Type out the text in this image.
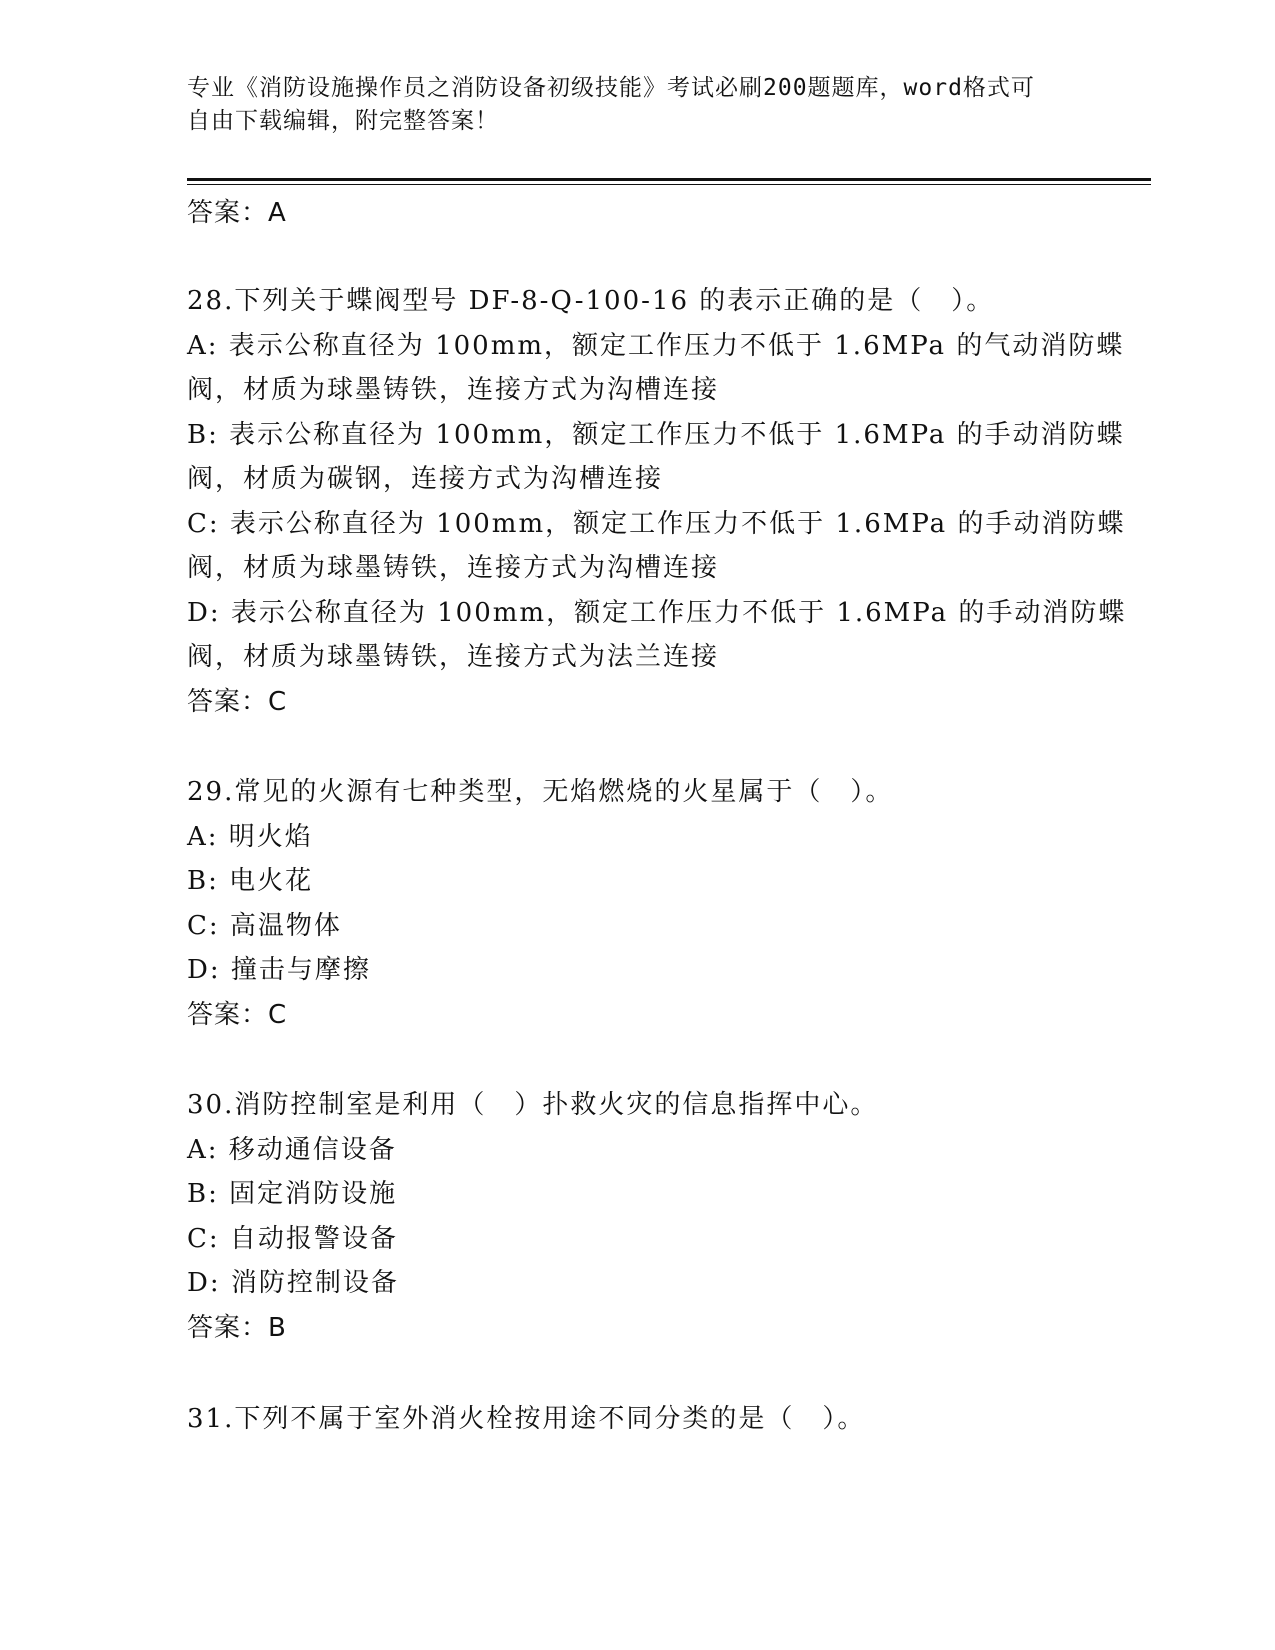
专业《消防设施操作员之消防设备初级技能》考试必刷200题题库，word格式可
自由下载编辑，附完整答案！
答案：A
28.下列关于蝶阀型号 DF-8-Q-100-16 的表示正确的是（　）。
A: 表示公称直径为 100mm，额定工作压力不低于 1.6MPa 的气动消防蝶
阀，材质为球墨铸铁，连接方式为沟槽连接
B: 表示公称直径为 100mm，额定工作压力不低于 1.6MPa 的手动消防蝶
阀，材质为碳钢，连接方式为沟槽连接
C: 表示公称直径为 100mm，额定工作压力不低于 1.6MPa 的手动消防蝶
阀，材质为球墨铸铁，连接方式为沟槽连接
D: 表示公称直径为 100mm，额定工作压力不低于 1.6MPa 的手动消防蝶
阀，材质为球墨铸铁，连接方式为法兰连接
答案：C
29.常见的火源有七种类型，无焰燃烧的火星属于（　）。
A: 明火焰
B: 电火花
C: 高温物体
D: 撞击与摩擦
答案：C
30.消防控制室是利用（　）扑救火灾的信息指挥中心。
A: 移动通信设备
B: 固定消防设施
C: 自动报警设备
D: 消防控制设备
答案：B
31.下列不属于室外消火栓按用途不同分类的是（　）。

PROBLEM STATEMENT:
Without the pictures, retype the whole of the material above exactly.

EXERCISE RESPONSE:
Type out the text in this image.
专业《消防设施操作员之消防设备初级技能》考试必刷200题题库，word格式可
自由下载编辑，附完整答案！
答案：A
28.下列关于蝶阀型号 DF-8-Q-100-16 的表示正确的是（　）。
A: 表示公称直径为 100mm，额定工作压力不低于 1.6MPa 的气动消防蝶
阀，材质为球墨铸铁，连接方式为沟槽连接
B: 表示公称直径为 100mm，额定工作压力不低于 1.6MPa 的手动消防蝶
阀，材质为碳钢，连接方式为沟槽连接
C: 表示公称直径为 100mm，额定工作压力不低于 1.6MPa 的手动消防蝶
阀，材质为球墨铸铁，连接方式为沟槽连接
D: 表示公称直径为 100mm，额定工作压力不低于 1.6MPa 的手动消防蝶
阀，材质为球墨铸铁，连接方式为法兰连接
答案：C
29.常见的火源有七种类型，无焰燃烧的火星属于（　）。
A: 明火焰
B: 电火花
C: 高温物体
D: 撞击与摩擦
答案：C
30.消防控制室是利用（　）扑救火灾的信息指挥中心。
A: 移动通信设备
B: 固定消防设施
C: 自动报警设备
D: 消防控制设备
答案：B
31.下列不属于室外消火栓按用途不同分类的是（　）。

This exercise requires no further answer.